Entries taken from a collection
▶
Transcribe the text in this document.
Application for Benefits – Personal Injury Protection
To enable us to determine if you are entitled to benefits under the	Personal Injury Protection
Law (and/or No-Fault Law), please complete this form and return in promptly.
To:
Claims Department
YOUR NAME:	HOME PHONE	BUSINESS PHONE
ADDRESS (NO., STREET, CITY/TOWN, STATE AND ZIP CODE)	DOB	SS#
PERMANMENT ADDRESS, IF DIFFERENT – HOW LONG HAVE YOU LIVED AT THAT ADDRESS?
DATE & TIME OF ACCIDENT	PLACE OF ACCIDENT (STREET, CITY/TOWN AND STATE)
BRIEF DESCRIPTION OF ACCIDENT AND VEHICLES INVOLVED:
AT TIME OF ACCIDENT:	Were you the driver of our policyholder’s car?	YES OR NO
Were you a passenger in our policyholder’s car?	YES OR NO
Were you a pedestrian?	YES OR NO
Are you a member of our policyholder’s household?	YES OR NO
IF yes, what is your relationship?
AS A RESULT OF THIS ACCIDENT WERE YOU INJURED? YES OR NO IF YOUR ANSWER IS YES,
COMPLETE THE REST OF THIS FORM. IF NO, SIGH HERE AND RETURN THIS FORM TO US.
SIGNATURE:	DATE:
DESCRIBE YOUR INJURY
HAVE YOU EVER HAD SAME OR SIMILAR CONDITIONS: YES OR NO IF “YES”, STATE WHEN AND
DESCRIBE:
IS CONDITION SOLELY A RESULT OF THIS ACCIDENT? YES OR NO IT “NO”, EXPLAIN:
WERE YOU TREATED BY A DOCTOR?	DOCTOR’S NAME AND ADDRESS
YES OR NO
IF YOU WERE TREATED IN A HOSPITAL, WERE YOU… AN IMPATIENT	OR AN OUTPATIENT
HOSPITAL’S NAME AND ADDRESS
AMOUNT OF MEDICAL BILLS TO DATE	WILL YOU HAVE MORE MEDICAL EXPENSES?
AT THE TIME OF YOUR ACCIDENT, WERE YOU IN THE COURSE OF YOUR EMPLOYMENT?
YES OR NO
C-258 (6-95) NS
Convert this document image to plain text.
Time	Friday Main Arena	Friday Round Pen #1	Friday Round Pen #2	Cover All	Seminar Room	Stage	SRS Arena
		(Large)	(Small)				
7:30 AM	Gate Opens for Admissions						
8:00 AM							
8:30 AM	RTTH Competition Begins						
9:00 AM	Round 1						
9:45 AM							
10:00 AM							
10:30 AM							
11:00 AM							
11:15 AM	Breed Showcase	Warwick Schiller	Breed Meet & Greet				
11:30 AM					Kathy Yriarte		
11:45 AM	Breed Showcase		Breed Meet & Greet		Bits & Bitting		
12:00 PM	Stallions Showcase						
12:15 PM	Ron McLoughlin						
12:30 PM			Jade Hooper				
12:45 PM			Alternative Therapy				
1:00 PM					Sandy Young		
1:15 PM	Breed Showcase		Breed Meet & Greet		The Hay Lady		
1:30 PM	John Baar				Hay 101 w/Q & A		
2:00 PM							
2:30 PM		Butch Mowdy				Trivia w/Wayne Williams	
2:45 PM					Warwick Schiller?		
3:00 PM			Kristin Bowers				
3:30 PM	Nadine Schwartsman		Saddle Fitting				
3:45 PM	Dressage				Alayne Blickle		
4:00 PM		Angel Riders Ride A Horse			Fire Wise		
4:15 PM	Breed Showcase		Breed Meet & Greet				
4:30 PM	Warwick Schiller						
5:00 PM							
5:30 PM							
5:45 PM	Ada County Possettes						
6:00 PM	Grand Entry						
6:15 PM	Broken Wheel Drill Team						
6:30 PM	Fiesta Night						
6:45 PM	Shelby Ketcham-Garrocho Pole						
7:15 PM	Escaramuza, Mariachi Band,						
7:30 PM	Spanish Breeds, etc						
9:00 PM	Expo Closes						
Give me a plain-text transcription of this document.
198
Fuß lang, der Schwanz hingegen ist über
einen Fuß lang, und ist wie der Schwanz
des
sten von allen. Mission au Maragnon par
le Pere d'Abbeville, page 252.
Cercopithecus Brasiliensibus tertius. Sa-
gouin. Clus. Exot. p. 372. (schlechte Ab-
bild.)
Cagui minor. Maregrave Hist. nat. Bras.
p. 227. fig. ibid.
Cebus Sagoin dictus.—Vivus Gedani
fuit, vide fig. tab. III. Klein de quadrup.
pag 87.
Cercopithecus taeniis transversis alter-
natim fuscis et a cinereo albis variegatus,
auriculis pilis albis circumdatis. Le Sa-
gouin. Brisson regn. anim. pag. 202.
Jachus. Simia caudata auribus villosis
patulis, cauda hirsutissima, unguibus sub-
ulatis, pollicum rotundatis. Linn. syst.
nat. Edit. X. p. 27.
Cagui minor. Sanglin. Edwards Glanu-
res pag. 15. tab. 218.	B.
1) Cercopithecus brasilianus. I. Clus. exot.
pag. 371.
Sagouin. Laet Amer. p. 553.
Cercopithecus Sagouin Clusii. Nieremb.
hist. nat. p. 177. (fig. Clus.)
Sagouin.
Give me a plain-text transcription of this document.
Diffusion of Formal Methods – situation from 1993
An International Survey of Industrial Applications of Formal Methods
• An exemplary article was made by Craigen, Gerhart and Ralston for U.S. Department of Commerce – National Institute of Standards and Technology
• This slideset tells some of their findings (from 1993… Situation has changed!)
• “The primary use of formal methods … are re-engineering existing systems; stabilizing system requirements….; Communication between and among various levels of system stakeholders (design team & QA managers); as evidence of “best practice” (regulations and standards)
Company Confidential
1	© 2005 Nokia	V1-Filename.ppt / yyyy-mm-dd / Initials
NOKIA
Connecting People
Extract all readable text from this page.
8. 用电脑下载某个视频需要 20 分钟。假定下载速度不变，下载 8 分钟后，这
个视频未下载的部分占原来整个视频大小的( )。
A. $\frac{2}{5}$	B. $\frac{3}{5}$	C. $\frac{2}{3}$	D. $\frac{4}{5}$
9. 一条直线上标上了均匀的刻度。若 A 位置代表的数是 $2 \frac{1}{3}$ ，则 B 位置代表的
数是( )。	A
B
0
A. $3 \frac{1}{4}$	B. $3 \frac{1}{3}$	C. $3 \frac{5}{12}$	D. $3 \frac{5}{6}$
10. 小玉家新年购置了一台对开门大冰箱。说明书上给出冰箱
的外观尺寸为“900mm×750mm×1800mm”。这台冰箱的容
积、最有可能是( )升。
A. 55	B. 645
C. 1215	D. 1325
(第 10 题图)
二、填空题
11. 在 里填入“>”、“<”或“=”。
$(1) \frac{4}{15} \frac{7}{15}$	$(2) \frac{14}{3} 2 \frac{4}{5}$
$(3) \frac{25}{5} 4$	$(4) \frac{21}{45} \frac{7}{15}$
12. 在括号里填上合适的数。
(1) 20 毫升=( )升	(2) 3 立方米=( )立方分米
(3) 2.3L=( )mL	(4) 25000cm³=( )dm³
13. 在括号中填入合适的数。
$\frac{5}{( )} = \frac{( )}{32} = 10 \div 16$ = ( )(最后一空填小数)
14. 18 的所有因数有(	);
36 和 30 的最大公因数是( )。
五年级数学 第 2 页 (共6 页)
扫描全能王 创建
◀
## AIM:
Restate the data above word for word.

## EXPECTED ANSWER:
Transcribe the text in this document.
Application for Benefits – Personal Injury Protection
To enable us to determine if you are entitled to benefits under the	Personal Injury Protection
Law (and/or No-Fault Law), please complete this form and return in promptly.
To:
Claims Department
YOUR NAME:	HOME PHONE	BUSINESS PHONE
ADDRESS (NO., STREET, CITY/TOWN, STATE AND ZIP CODE)	DOB	SS#
PERMANMENT ADDRESS, IF DIFFERENT – HOW LONG HAVE YOU LIVED AT THAT ADDRESS?
DATE & TIME OF ACCIDENT	PLACE OF ACCIDENT (STREET, CITY/TOWN AND STATE)
BRIEF DESCRIPTION OF ACCIDENT AND VEHICLES INVOLVED:
AT TIME OF ACCIDENT:	Were you the driver of our policyholder’s car?	YES OR NO
Were you a passenger in our policyholder’s car?	YES OR NO
Were you a pedestrian?	YES OR NO
Are you a member of our policyholder’s household?	YES OR NO
IF yes, what is your relationship?
AS A RESULT OF THIS ACCIDENT WERE YOU INJURED? YES OR NO IF YOUR ANSWER IS YES,
COMPLETE THE REST OF THIS FORM. IF NO, SIGH HERE AND RETURN THIS FORM TO US.
SIGNATURE:	DATE:
DESCRIBE YOUR INJURY
HAVE YOU EVER HAD SAME OR SIMILAR CONDITIONS: YES OR NO IF “YES”, STATE WHEN AND
DESCRIBE:
IS CONDITION SOLELY A RESULT OF THIS ACCIDENT? YES OR NO IT “NO”, EXPLAIN:
WERE YOU TREATED BY A DOCTOR?	DOCTOR’S NAME AND ADDRESS
YES OR NO
IF YOU WERE TREATED IN A HOSPITAL, WERE YOU… AN IMPATIENT	OR AN OUTPATIENT
HOSPITAL’S NAME AND ADDRESS
AMOUNT OF MEDICAL BILLS TO DATE	WILL YOU HAVE MORE MEDICAL EXPENSES?
AT THE TIME OF YOUR ACCIDENT, WERE YOU IN THE COURSE OF YOUR EMPLOYMENT?
YES OR NO
C-258 (6-95) NS
Convert this document image to plain text.
Time	Friday Main Arena	Friday Round Pen #1	Friday Round Pen #2	Cover All	Seminar Room	Stage	SRS Arena
		(Large)	(Small)				
7:30 AM	Gate Opens for Admissions						
8:00 AM							
8:30 AM	RTTH Competition Begins						
9:00 AM	Round 1						
9:45 AM							
10:00 AM							
10:30 AM							
11:00 AM							
11:15 AM	Breed Showcase	Warwick Schiller	Breed Meet & Greet				
11:30 AM					Kathy Yriarte		
11:45 AM	Breed Showcase		Breed Meet & Greet		Bits & Bitting		
12:00 PM	Stallions Showcase						
12:15 PM	Ron McLoughlin						
12:30 PM			Jade Hooper				
12:45 PM			Alternative Therapy				
1:00 PM					Sandy Young		
1:15 PM	Breed Showcase		Breed Meet & Greet		The Hay Lady		
1:30 PM	John Baar				Hay 101 w/Q & A		
2:00 PM							
2:30 PM		Butch Mowdy				Trivia w/Wayne Williams	
2:45 PM					Warwick Schiller?		
3:00 PM			Kristin Bowers				
3:30 PM	Nadine Schwartsman		Saddle Fitting				
3:45 PM	Dressage				Alayne Blickle		
4:00 PM		Angel Riders Ride A Horse			Fire Wise		
4:15 PM	Breed Showcase		Breed Meet & Greet				
4:30 PM	Warwick Schiller						
5:00 PM							
5:30 PM							
5:45 PM	Ada County Possettes						
6:00 PM	Grand Entry						
6:15 PM	Broken Wheel Drill Team						
6:30 PM	Fiesta Night						
6:45 PM	Shelby Ketcham-Garrocho Pole						
7:15 PM	Escaramuza, Mariachi Band,						
7:30 PM	Spanish Breeds, etc						
9:00 PM	Expo Closes						
Give me a plain-text transcription of this document.
198
Fuß lang, der Schwanz hingegen ist über
einen Fuß lang, und ist wie der Schwanz
des
sten von allen. Mission au Maragnon par
le Pere d'Abbeville, page 252.
Cercopithecus Brasiliensibus tertius. Sa-
gouin. Clus. Exot. p. 372. (schlechte Ab-
bild.)
Cagui minor. Maregrave Hist. nat. Bras.
p. 227. fig. ibid.
Cebus Sagoin dictus.—Vivus Gedani
fuit, vide fig. tab. III. Klein de quadrup.
pag 87.
Cercopithecus taeniis transversis alter-
natim fuscis et a cinereo albis variegatus,
auriculis pilis albis circumdatis. Le Sa-
gouin. Brisson regn. anim. pag. 202.
Jachus. Simia caudata auribus villosis
patulis, cauda hirsutissima, unguibus sub-
ulatis, pollicum rotundatis. Linn. syst.
nat. Edit. X. p. 27.
Cagui minor. Sanglin. Edwards Glanu-
res pag. 15. tab. 218.	B.
1) Cercopithecus brasilianus. I. Clus. exot.
pag. 371.
Sagouin. Laet Amer. p. 553.
Cercopithecus Sagouin Clusii. Nieremb.
hist. nat. p. 177. (fig. Clus.)
Sagouin.
Give me a plain-text transcription of this document.
Diffusion of Formal Methods – situation from 1993
An International Survey of Industrial Applications of Formal Methods
• An exemplary article was made by Craigen, Gerhart and Ralston for U.S. Department of Commerce – National Institute of Standards and Technology
• This slideset tells some of their findings (from 1993… Situation has changed!)
• “The primary use of formal methods … are re-engineering existing systems; stabilizing system requirements….; Communication between and among various levels of system stakeholders (design team & QA managers); as evidence of “best practice” (regulations and standards)
Company Confidential
1	© 2005 Nokia	V1-Filename.ppt / yyyy-mm-dd / Initials
NOKIA
Connecting People
Extract all readable text from this page.
8. 用电脑下载某个视频需要 20 分钟。假定下载速度不变，下载 8 分钟后，这
个视频未下载的部分占原来整个视频大小的( )。
A. $\frac{2}{5}$	B. $\frac{3}{5}$	C. $\frac{2}{3}$	D. $\frac{4}{5}$
9. 一条直线上标上了均匀的刻度。若 A 位置代表的数是 $2 \frac{1}{3}$ ，则 B 位置代表的
数是( )。	A
B
0
A. $3 \frac{1}{4}$	B. $3 \frac{1}{3}$	C. $3 \frac{5}{12}$	D. $3 \frac{5}{6}$
10. 小玉家新年购置了一台对开门大冰箱。说明书上给出冰箱
的外观尺寸为“900mm×750mm×1800mm”。这台冰箱的容
积、最有可能是( )升。
A. 55	B. 645
C. 1215	D. 1325
(第 10 题图)
二、填空题
11. 在 里填入“>”、“<”或“=”。
$(1) \frac{4}{15} \frac{7}{15}$	$(2) \frac{14}{3} 2 \frac{4}{5}$
$(3) \frac{25}{5} 4$	$(4) \frac{21}{45} \frac{7}{15}$
12. 在括号里填上合适的数。
(1) 20 毫升=( )升	(2) 3 立方米=( )立方分米
(3) 2.3L=( )mL	(4) 25000cm³=( )dm³
13. 在括号中填入合适的数。
$\frac{5}{( )} = \frac{( )}{32} = 10 \div 16$ = ( )(最后一空填小数)
14. 18 的所有因数有(	);
36 和 30 的最大公因数是( )。
五年级数学 第 2 页 (共6 页)
扫描全能王 创建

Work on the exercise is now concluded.